Task description: Make an exact copy of the listing below.

The records:

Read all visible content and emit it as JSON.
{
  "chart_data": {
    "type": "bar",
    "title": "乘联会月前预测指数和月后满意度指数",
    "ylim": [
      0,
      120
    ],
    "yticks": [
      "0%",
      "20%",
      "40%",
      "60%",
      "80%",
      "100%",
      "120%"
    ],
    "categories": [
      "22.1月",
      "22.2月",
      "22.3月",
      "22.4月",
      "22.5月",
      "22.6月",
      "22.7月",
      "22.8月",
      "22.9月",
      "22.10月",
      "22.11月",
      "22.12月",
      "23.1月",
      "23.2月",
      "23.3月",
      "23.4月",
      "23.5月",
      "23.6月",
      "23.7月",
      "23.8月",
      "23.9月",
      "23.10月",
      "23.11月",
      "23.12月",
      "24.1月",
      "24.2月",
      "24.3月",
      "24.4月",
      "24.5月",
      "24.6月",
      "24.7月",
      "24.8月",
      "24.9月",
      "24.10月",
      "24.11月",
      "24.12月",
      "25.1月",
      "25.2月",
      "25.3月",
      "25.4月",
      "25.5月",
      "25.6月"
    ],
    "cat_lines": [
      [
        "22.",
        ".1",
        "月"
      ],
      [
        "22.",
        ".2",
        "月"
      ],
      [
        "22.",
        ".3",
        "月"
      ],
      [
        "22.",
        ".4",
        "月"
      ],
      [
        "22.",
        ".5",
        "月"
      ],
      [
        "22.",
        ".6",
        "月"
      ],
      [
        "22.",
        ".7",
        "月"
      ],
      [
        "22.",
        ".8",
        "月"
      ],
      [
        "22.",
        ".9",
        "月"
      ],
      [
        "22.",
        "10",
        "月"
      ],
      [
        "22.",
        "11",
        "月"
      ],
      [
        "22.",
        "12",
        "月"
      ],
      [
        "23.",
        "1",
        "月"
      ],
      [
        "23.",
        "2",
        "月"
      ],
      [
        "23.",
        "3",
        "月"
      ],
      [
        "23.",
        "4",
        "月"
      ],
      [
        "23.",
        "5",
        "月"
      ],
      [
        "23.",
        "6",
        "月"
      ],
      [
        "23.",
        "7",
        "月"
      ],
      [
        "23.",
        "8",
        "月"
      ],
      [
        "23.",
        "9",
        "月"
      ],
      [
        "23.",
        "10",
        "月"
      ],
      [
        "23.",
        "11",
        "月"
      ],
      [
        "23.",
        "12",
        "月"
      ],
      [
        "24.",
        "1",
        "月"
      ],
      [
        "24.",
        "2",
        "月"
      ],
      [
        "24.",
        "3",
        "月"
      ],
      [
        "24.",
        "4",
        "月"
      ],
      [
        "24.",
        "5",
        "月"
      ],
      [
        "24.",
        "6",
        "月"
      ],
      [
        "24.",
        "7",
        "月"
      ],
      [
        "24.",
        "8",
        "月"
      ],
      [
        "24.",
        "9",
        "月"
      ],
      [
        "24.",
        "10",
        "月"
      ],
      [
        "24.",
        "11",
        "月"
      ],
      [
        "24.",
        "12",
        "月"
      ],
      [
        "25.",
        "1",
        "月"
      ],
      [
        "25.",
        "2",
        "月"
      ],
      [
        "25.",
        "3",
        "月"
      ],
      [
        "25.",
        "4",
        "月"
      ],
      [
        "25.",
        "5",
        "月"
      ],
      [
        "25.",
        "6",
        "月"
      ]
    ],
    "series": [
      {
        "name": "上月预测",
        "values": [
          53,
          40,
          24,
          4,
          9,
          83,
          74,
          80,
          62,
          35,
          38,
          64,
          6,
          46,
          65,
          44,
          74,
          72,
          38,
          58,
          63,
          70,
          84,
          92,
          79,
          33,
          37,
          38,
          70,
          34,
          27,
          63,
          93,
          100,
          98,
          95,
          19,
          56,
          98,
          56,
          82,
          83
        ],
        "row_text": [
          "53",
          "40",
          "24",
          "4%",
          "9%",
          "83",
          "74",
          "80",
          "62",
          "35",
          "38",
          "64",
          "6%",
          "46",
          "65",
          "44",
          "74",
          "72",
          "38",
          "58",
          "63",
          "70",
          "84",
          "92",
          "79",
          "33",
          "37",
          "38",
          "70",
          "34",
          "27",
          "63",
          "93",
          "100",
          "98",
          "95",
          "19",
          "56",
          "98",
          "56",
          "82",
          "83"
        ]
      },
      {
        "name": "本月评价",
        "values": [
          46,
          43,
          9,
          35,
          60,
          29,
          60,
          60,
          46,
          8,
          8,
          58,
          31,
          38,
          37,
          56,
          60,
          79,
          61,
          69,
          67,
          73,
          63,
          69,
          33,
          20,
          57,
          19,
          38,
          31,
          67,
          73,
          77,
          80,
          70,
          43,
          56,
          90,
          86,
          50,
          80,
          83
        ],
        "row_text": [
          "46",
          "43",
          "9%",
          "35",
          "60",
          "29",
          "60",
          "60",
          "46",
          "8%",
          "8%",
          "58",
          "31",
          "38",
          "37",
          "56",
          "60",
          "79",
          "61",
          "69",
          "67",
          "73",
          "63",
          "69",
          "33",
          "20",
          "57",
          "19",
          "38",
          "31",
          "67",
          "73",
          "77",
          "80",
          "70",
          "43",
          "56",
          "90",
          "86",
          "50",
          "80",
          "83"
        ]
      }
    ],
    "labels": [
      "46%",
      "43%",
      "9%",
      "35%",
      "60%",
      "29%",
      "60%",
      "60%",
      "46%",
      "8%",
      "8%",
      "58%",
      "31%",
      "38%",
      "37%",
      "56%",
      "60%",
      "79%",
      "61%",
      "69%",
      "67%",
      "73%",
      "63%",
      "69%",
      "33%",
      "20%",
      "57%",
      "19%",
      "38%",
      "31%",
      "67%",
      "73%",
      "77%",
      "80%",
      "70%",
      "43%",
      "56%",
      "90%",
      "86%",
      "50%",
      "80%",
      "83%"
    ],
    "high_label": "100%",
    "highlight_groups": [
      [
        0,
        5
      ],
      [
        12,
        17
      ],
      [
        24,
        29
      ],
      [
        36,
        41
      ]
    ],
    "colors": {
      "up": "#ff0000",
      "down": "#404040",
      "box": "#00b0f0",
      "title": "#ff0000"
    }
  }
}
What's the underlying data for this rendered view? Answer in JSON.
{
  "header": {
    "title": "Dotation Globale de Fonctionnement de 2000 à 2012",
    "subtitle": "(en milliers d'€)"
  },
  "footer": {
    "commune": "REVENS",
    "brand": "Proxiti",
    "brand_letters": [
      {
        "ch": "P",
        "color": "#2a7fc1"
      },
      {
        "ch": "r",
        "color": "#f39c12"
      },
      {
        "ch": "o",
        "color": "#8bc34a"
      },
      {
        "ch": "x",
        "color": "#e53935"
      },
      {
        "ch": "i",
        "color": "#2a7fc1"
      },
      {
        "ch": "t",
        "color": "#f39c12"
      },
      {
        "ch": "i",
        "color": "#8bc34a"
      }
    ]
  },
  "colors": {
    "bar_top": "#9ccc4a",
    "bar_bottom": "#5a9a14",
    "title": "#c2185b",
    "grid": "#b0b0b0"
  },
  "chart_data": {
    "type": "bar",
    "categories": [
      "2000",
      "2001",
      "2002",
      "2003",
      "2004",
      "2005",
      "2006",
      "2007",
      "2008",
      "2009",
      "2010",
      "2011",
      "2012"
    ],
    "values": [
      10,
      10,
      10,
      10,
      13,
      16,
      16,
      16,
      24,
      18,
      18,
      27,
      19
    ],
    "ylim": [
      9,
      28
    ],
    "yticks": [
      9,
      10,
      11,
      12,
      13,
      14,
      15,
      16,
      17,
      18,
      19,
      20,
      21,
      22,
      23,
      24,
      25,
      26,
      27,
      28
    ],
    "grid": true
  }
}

Exercise result:
Read all visible content and emit it as JSON.
{
  "chart_data": {
    "type": "bar",
    "title": "乘联会月前预测指数和月后满意度指数",
    "ylim": [
      0,
      120
    ],
    "yticks": [
      "0%",
      "20%",
      "40%",
      "60%",
      "80%",
      "100%",
      "120%"
    ],
    "categories": [
      "22.1月",
      "22.2月",
      "22.3月",
      "22.4月",
      "22.5月",
      "22.6月",
      "22.7月",
      "22.8月",
      "22.9月",
      "22.10月",
      "22.11月",
      "22.12月",
      "23.1月",
      "23.2月",
      "23.3月",
      "23.4月",
      "23.5月",
      "23.6月",
      "23.7月",
      "23.8月",
      "23.9月",
      "23.10月",
      "23.11月",
      "23.12月",
      "24.1月",
      "24.2月",
      "24.3月",
      "24.4月",
      "24.5月",
      "24.6月",
      "24.7月",
      "24.8月",
      "24.9月",
      "24.10月",
      "24.11月",
      "24.12月",
      "25.1月",
      "25.2月",
      "25.3月",
      "25.4月",
      "25.5月",
      "25.6月"
    ],
    "cat_lines": [
      [
        "22.",
        ".1",
        "月"
      ],
      [
        "22.",
        ".2",
        "月"
      ],
      [
        "22.",
        ".3",
        "月"
      ],
      [
        "22.",
        ".4",
        "月"
      ],
      [
        "22.",
        ".5",
        "月"
      ],
      [
        "22.",
        ".6",
        "月"
      ],
      [
        "22.",
        ".7",
        "月"
      ],
      [
        "22.",
        ".8",
        "月"
      ],
      [
        "22.",
        ".9",
        "月"
      ],
      [
        "22.",
        "10",
        "月"
      ],
      [
        "22.",
        "11",
        "月"
      ],
      [
        "22.",
        "12",
        "月"
      ],
      [
        "23.",
        "1",
        "月"
      ],
      [
        "23.",
        "2",
        "月"
      ],
      [
        "23.",
        "3",
        "月"
      ],
      [
        "23.",
        "4",
        "月"
      ],
      [
        "23.",
        "5",
        "月"
      ],
      [
        "23.",
        "6",
        "月"
      ],
      [
        "23.",
        "7",
        "月"
      ],
      [
        "23.",
        "8",
        "月"
      ],
      [
        "23.",
        "9",
        "月"
      ],
      [
        "23.",
        "10",
        "月"
      ],
      [
        "23.",
        "11",
        "月"
      ],
      [
        "23.",
        "12",
        "月"
      ],
      [
        "24.",
        "1",
        "月"
      ],
      [
        "24.",
        "2",
        "月"
      ],
      [
        "24.",
        "3",
        "月"
      ],
      [
        "24.",
        "4",
        "月"
      ],
      [
        "24.",
        "5",
        "月"
      ],
      [
        "24.",
        "6",
        "月"
      ],
      [
        "24.",
        "7",
        "月"
      ],
      [
        "24.",
        "8",
        "月"
      ],
      [
        "24.",
        "9",
        "月"
      ],
      [
        "24.",
        "10",
        "月"
      ],
      [
        "24.",
        "11",
        "月"
      ],
      [
        "24.",
        "12",
        "月"
      ],
      [
        "25.",
        "1",
        "月"
      ],
      [
        "25.",
        "2",
        "月"
      ],
      [
        "25.",
        "3",
        "月"
      ],
      [
        "25.",
        "4",
        "月"
      ],
      [
        "25.",
        "5",
        "月"
      ],
      [
        "25.",
        "6",
        "月"
      ]
    ],
    "series": [
      {
        "name": "上月预测",
        "values": [
          53,
          40,
          24,
          4,
          9,
          83,
          74,
          80,
          62,
          35,
          38,
          64,
          6,
          46,
          65,
          44,
          74,
          72,
          38,
          58,
          63,
          70,
          84,
          92,
          79,
          33,
          37,
          38,
          70,
          34,
          27,
          63,
          93,
          100,
          98,
          95,
          19,
          56,
          98,
          56,
          82,
          83
        ],
        "row_text": [
          "53",
          "40",
          "24",
          "4%",
          "9%",
          "83",
          "74",
          "80",
          "62",
          "35",
          "38",
          "64",
          "6%",
          "46",
          "65",
          "44",
          "74",
          "72",
          "38",
          "58",
          "63",
          "70",
          "84",
          "92",
          "79",
          "33",
          "37",
          "38",
          "70",
          "34",
          "27",
          "63",
          "93",
          "100",
          "98",
          "95",
          "19",
          "56",
          "98",
          "56",
          "82",
          "83"
        ]
      },
      {
        "name": "本月评价",
        "values": [
          46,
          43,
          9,
          35,
          60,
          29,
          60,
          60,
          46,
          8,
          8,
          58,
          31,
          38,
          37,
          56,
          60,
          79,
          61,
          69,
          67,
          73,
          63,
          69,
          33,
          20,
          57,
          19,
          38,
          31,
          67,
          73,
          77,
          80,
          70,
          43,
          56,
          90,
          86,
          50,
          80,
          83
        ],
        "row_text": [
          "46",
          "43",
          "9%",
          "35",
          "60",
          "29",
          "60",
          "60",
          "46",
          "8%",
          "8%",
          "58",
          "31",
          "38",
          "37",
          "56",
          "60",
          "79",
          "61",
          "69",
          "67",
          "73",
          "63",
          "69",
          "33",
          "20",
          "57",
          "19",
          "38",
          "31",
          "67",
          "73",
          "77",
          "80",
          "70",
          "43",
          "56",
          "90",
          "86",
          "50",
          "80",
          "83"
        ]
      }
    ],
    "labels": [
      "46%",
      "43%",
      "9%",
      "35%",
      "60%",
      "29%",
      "60%",
      "60%",
      "46%",
      "8%",
      "8%",
      "58%",
      "31%",
      "38%",
      "37%",
      "56%",
      "60%",
      "79%",
      "61%",
      "69%",
      "67%",
      "73%",
      "63%",
      "69%",
      "33%",
      "20%",
      "57%",
      "19%",
      "38%",
      "31%",
      "67%",
      "73%",
      "77%",
      "80%",
      "70%",
      "43%",
      "56%",
      "90%",
      "86%",
      "50%",
      "80%",
      "83%"
    ],
    "high_label": "100%",
    "highlight_groups": [
      [
        0,
        5
      ],
      [
        12,
        17
      ],
      [
        24,
        29
      ],
      [
        36,
        41
      ]
    ],
    "colors": {
      "up": "#ff0000",
      "down": "#404040",
      "box": "#00b0f0",
      "title": "#ff0000"
    }
  }
}
What's the underlying data for this rendered view? Answer in JSON.
{
  "header": {
    "title": "Dotation Globale de Fonctionnement de 2000 à 2012",
    "subtitle": "(en milliers d'€)"
  },
  "footer": {
    "commune": "REVENS",
    "brand": "Proxiti",
    "brand_letters": [
      {
        "ch": "P",
        "color": "#2a7fc1"
      },
      {
        "ch": "r",
        "color": "#f39c12"
      },
      {
        "ch": "o",
        "color": "#8bc34a"
      },
      {
        "ch": "x",
        "color": "#e53935"
      },
      {
        "ch": "i",
        "color": "#2a7fc1"
      },
      {
        "ch": "t",
        "color": "#f39c12"
      },
      {
        "ch": "i",
        "color": "#8bc34a"
      }
    ]
  },
  "colors": {
    "bar_top": "#9ccc4a",
    "bar_bottom": "#5a9a14",
    "title": "#c2185b",
    "grid": "#b0b0b0"
  },
  "chart_data": {
    "type": "bar",
    "categories": [
      "2000",
      "2001",
      "2002",
      "2003",
      "2004",
      "2005",
      "2006",
      "2007",
      "2008",
      "2009",
      "2010",
      "2011",
      "2012"
    ],
    "values": [
      10,
      10,
      10,
      10,
      13,
      16,
      16,
      16,
      24,
      18,
      18,
      27,
      19
    ],
    "ylim": [
      9,
      28
    ],
    "yticks": [
      9,
      10,
      11,
      12,
      13,
      14,
      15,
      16,
      17,
      18,
      19,
      20,
      21,
      22,
      23,
      24,
      25,
      26,
      27,
      28
    ],
    "grid": true
  }
}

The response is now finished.